[WHAT YOU SHOULD DO]:
Go through the entries below and pick out every line with "Algorithm".

[Entries with figure data]:
** START **

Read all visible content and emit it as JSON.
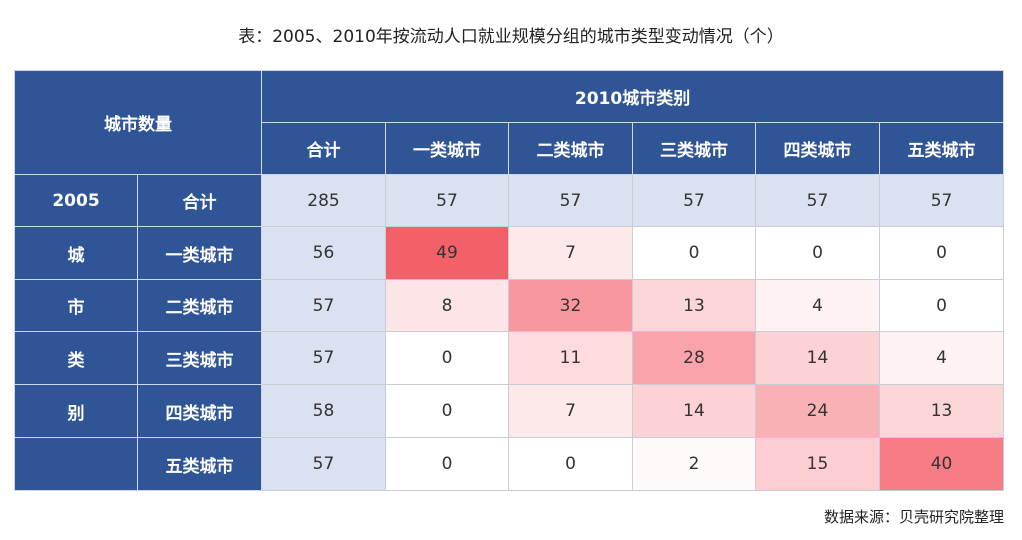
{
  "title": "表：2005、2010年按流动人口就业规模分组的城市类型变动情况（个）",
  "source": "数据来源：贝壳研究院整理",
  "colors": {
    "header": "#2f5597",
    "total_cell": "#dae1f1",
    "heat_max": "#f4606a",
    "heat_min": "#ffffff"
  },
  "chart_data": {
    "type": "table",
    "corner_label": "城市数量",
    "col_group_label": "2010城市类别",
    "row_group_label": "2005",
    "row_group_side_label": [
      "城",
      "市",
      "类",
      "别"
    ],
    "columns": [
      "合计",
      "一类城市",
      "二类城市",
      "三类城市",
      "四类城市",
      "五类城市"
    ],
    "rows": [
      {
        "label": "合计",
        "values": [
          285,
          57,
          57,
          57,
          57,
          57
        ]
      },
      {
        "label": "一类城市",
        "values": [
          56,
          49,
          7,
          0,
          0,
          0
        ]
      },
      {
        "label": "二类城市",
        "values": [
          57,
          8,
          32,
          13,
          4,
          0
        ]
      },
      {
        "label": "三类城市",
        "values": [
          57,
          0,
          11,
          28,
          14,
          4
        ]
      },
      {
        "label": "四类城市",
        "values": [
          58,
          0,
          7,
          14,
          24,
          13
        ]
      },
      {
        "label": "五类城市",
        "values": [
          57,
          0,
          0,
          2,
          15,
          40
        ]
      }
    ]
  }
}
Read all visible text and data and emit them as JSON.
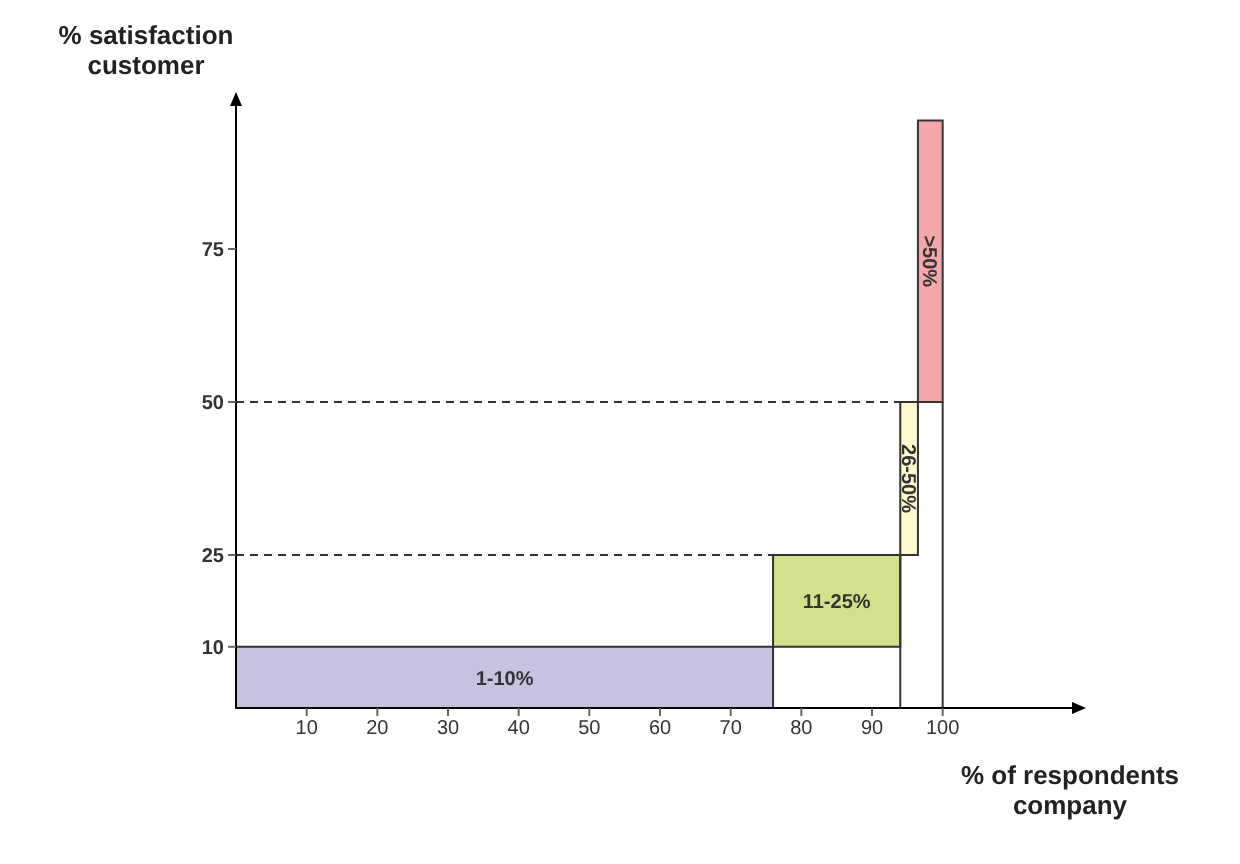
{
  "chart_data": {
    "type": "histogram",
    "xlabel": "% of respondents company",
    "ylabel": "% satisfaction customer",
    "categories": [
      "1-10%",
      "11-25%",
      "26-50%",
      ">50%"
    ],
    "bins": [
      0,
      76,
      94,
      96.5,
      100
    ],
    "values": [
      10,
      15,
      25,
      46
    ],
    "base": [
      0,
      10,
      25,
      50
    ],
    "colors": [
      "#c5c3e0",
      "#d4e08a",
      "#fff9cc",
      "#f4a7a9"
    ],
    "xlim": [
      0,
      120
    ],
    "ylim": [
      0,
      100
    ],
    "xticks": [
      10,
      20,
      30,
      40,
      50,
      60,
      70,
      80,
      90,
      100
    ],
    "yticks": [
      10,
      25,
      50,
      75
    ],
    "ref_lines": [
      {
        "axis": "y",
        "value": 25,
        "line_style": "dashed"
      },
      {
        "axis": "y",
        "value": 50,
        "line_style": "dashed"
      },
      {
        "axis": "x",
        "value": 94,
        "line_style": "solid"
      },
      {
        "axis": "x",
        "value": 100,
        "line_style": "solid"
      }
    ]
  }
}
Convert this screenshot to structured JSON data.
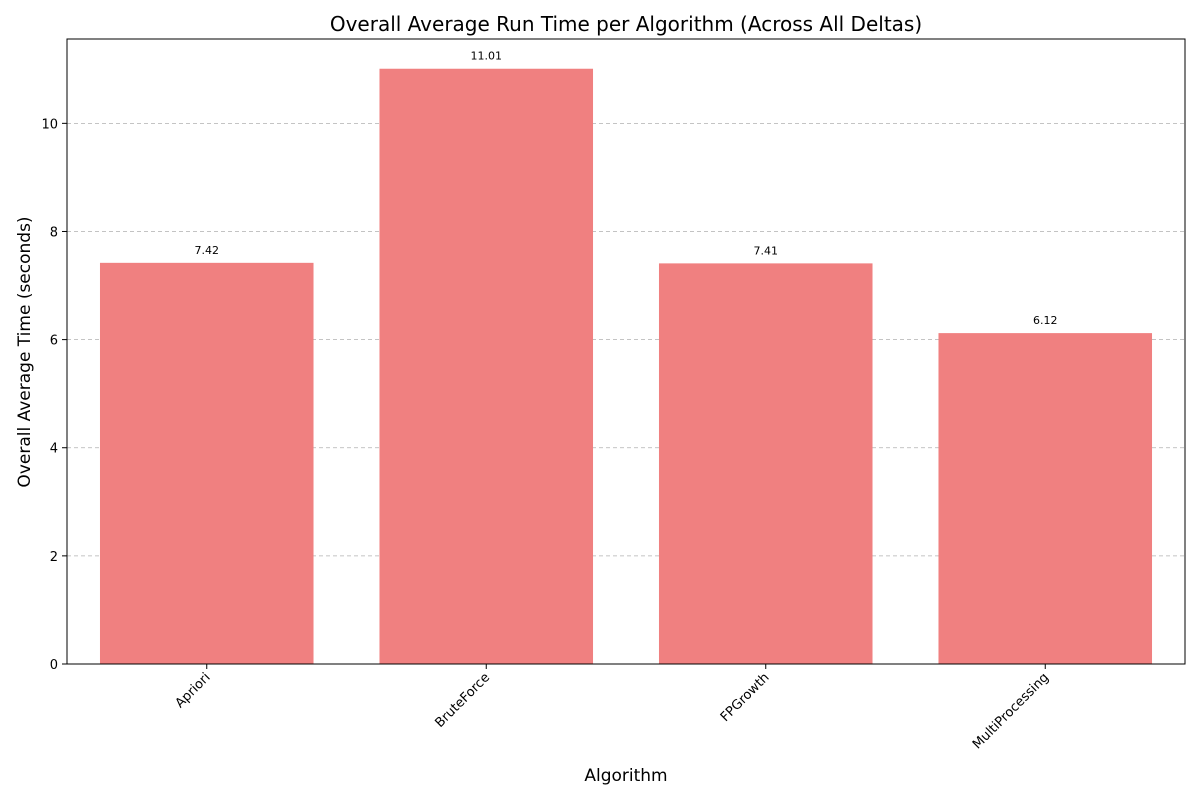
{
  "chart_data": {
    "type": "bar",
    "title": "Overall Average Run Time per Algorithm (Across All Deltas)",
    "xlabel": "Algorithm",
    "ylabel": "Overall Average Time (seconds)",
    "categories": [
      "Apriori",
      "BruteForce",
      "FPGrowth",
      "MultiProcessing"
    ],
    "values": [
      7.42,
      11.01,
      7.41,
      6.12
    ],
    "data_labels": [
      "7.42",
      "11.01",
      "7.41",
      "6.12"
    ],
    "ylim": [
      0,
      11.56
    ],
    "yticks": [
      0,
      2,
      4,
      6,
      8,
      10
    ],
    "ytick_labels": [
      "0",
      "2",
      "4",
      "6",
      "8",
      "10"
    ],
    "grid": "y-dashed",
    "bar_color": "#f08080",
    "legend": "none"
  }
}
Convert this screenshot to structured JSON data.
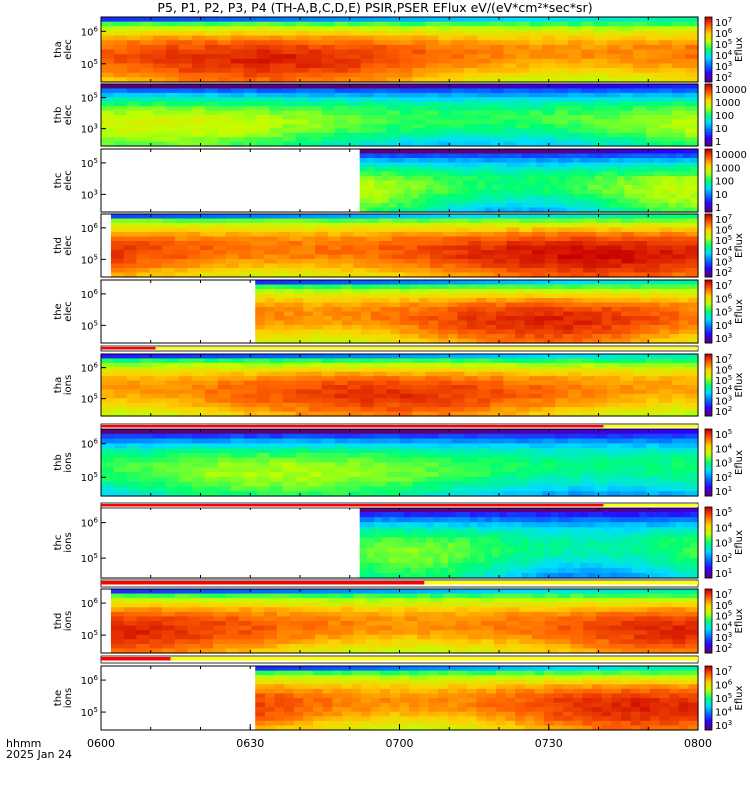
{
  "title": "P5, P1, P2, P3, P4 (TH-A,B,C,D,E) PSIR,PSER EFlux eV/(eV*cm²*sec*sr)",
  "x_axis": {
    "ticks": [
      "0600",
      "0630",
      "0700",
      "0730",
      "0800"
    ],
    "time_label": "hhmm",
    "date_label": "2025 Jan 24"
  },
  "chart_data": {
    "type": "heatmap",
    "x_range_hhmm": [
      "0600",
      "0800"
    ],
    "panels": [
      {
        "name": "tha elec",
        "probe": "tha",
        "species": "elec",
        "colorbar_label": "Eflux",
        "y_ticks": [
          {
            "label": "10",
            "exp": "6"
          },
          {
            "label": "10",
            "exp": "5"
          }
        ],
        "cb_ticks": [
          {
            "label": "10",
            "exp": "7"
          },
          {
            "label": "10",
            "exp": "6"
          },
          {
            "label": "10",
            "exp": "5"
          },
          {
            "label": "10",
            "exp": "4"
          },
          {
            "label": "10",
            "exp": "3"
          },
          {
            "label": "10",
            "exp": "2"
          }
        ],
        "data_start_hhmm": "0600",
        "data_end_hhmm": "0800",
        "bg_level": 0.72
      },
      {
        "name": "thb elec",
        "probe": "thb",
        "species": "elec",
        "colorbar_label": "",
        "y_ticks": [
          {
            "label": "10",
            "exp": "5"
          },
          {
            "label": "10",
            "exp": "3"
          }
        ],
        "cb_ticks": [
          {
            "label": "10000",
            "exp": ""
          },
          {
            "label": "1000",
            "exp": ""
          },
          {
            "label": "100",
            "exp": ""
          },
          {
            "label": "10",
            "exp": ""
          },
          {
            "label": "1",
            "exp": ""
          }
        ],
        "data_start_hhmm": "0600",
        "data_end_hhmm": "0800",
        "bg_level": 0.42
      },
      {
        "name": "thc elec",
        "probe": "thc",
        "species": "elec",
        "colorbar_label": "",
        "y_ticks": [
          {
            "label": "10",
            "exp": "5"
          },
          {
            "label": "10",
            "exp": "3"
          }
        ],
        "cb_ticks": [
          {
            "label": "10000",
            "exp": ""
          },
          {
            "label": "1000",
            "exp": ""
          },
          {
            "label": "100",
            "exp": ""
          },
          {
            "label": "10",
            "exp": ""
          },
          {
            "label": "1",
            "exp": ""
          }
        ],
        "data_start_hhmm": "0652",
        "data_end_hhmm": "0800",
        "bg_level": 0.4
      },
      {
        "name": "thd elec",
        "probe": "thd",
        "species": "elec",
        "colorbar_label": "Eflux",
        "y_ticks": [
          {
            "label": "10",
            "exp": "6"
          },
          {
            "label": "10",
            "exp": "5"
          }
        ],
        "cb_ticks": [
          {
            "label": "10",
            "exp": "7"
          },
          {
            "label": "10",
            "exp": "6"
          },
          {
            "label": "10",
            "exp": "5"
          },
          {
            "label": "10",
            "exp": "4"
          },
          {
            "label": "10",
            "exp": "3"
          },
          {
            "label": "10",
            "exp": "2"
          }
        ],
        "data_start_hhmm": "0602",
        "data_end_hhmm": "0800",
        "bg_level": 0.75
      },
      {
        "name": "the elec",
        "probe": "the",
        "species": "elec",
        "colorbar_label": "Eflux",
        "y_ticks": [
          {
            "label": "10",
            "exp": "6"
          },
          {
            "label": "10",
            "exp": "5"
          }
        ],
        "cb_ticks": [
          {
            "label": "10",
            "exp": "7"
          },
          {
            "label": "10",
            "exp": "6"
          },
          {
            "label": "10",
            "exp": "5"
          },
          {
            "label": "10",
            "exp": "4"
          },
          {
            "label": "10",
            "exp": "3"
          }
        ],
        "data_start_hhmm": "0631",
        "data_end_hhmm": "0800",
        "bg_level": 0.72
      },
      {
        "name": "tha ions",
        "probe": "tha",
        "species": "ions",
        "colorbar_label": "Eflux",
        "y_ticks": [
          {
            "label": "10",
            "exp": "6"
          },
          {
            "label": "10",
            "exp": "5"
          }
        ],
        "cb_ticks": [
          {
            "label": "10",
            "exp": "7"
          },
          {
            "label": "10",
            "exp": "6"
          },
          {
            "label": "10",
            "exp": "5"
          },
          {
            "label": "10",
            "exp": "4"
          },
          {
            "label": "10",
            "exp": "3"
          },
          {
            "label": "10",
            "exp": "2"
          }
        ],
        "data_start_hhmm": "0600",
        "data_end_hhmm": "0800",
        "bg_level": 0.7
      },
      {
        "name": "thb ions",
        "probe": "thb",
        "species": "ions",
        "colorbar_label": "Eflux",
        "y_ticks": [
          {
            "label": "10",
            "exp": "6"
          },
          {
            "label": "10",
            "exp": "5"
          }
        ],
        "cb_ticks": [
          {
            "label": "10",
            "exp": "5"
          },
          {
            "label": "10",
            "exp": "4"
          },
          {
            "label": "10",
            "exp": "3"
          },
          {
            "label": "10",
            "exp": "2"
          },
          {
            "label": "10",
            "exp": "1"
          }
        ],
        "data_start_hhmm": "0600",
        "data_end_hhmm": "0800",
        "bg_level": 0.38
      },
      {
        "name": "thc ions",
        "probe": "thc",
        "species": "ions",
        "colorbar_label": "Eflux",
        "y_ticks": [
          {
            "label": "10",
            "exp": "6"
          },
          {
            "label": "10",
            "exp": "5"
          }
        ],
        "cb_ticks": [
          {
            "label": "10",
            "exp": "5"
          },
          {
            "label": "10",
            "exp": "4"
          },
          {
            "label": "10",
            "exp": "3"
          },
          {
            "label": "10",
            "exp": "2"
          },
          {
            "label": "10",
            "exp": "1"
          }
        ],
        "data_start_hhmm": "0652",
        "data_end_hhmm": "0800",
        "bg_level": 0.35
      },
      {
        "name": "thd ions",
        "probe": "thd",
        "species": "ions",
        "colorbar_label": "Eflux",
        "y_ticks": [
          {
            "label": "10",
            "exp": "6"
          },
          {
            "label": "10",
            "exp": "5"
          }
        ],
        "cb_ticks": [
          {
            "label": "10",
            "exp": "7"
          },
          {
            "label": "10",
            "exp": "6"
          },
          {
            "label": "10",
            "exp": "5"
          },
          {
            "label": "10",
            "exp": "4"
          },
          {
            "label": "10",
            "exp": "3"
          },
          {
            "label": "10",
            "exp": "2"
          }
        ],
        "data_start_hhmm": "0602",
        "data_end_hhmm": "0800",
        "bg_level": 0.72
      },
      {
        "name": "the ions",
        "probe": "the",
        "species": "ions",
        "colorbar_label": "Eflux",
        "y_ticks": [
          {
            "label": "10",
            "exp": "6"
          },
          {
            "label": "10",
            "exp": "5"
          }
        ],
        "cb_ticks": [
          {
            "label": "10",
            "exp": "7"
          },
          {
            "label": "10",
            "exp": "6"
          },
          {
            "label": "10",
            "exp": "5"
          },
          {
            "label": "10",
            "exp": "4"
          },
          {
            "label": "10",
            "exp": "3"
          }
        ],
        "data_start_hhmm": "0631",
        "data_end_hhmm": "0800",
        "bg_level": 0.72
      }
    ],
    "region_bars": [
      {
        "after_panel": "the elec",
        "red_until_hhmm": "0611"
      },
      {
        "after_panel": "tha ions",
        "red_until_hhmm": "0741"
      },
      {
        "after_panel": "thb ions",
        "red_until_hhmm": "0741"
      },
      {
        "after_panel": "thc ions",
        "red_until_hhmm": "0705"
      },
      {
        "after_panel": "thd ions",
        "red_until_hhmm": "0614"
      }
    ]
  },
  "colors": {
    "region_bar_red": "#ff0000",
    "region_bar_yellow": "#ffff00",
    "colormap": [
      "#5a007a",
      "#3000ff",
      "#0070ff",
      "#00ddff",
      "#00ff70",
      "#bfff00",
      "#ffd000",
      "#ff6000",
      "#c80000"
    ]
  }
}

** END **

[RESULT OF THE TASK]:
    "title": "Overall Average Run Time per Algorithm (Across All Deltas)",
    "xlabel": "Algorithm",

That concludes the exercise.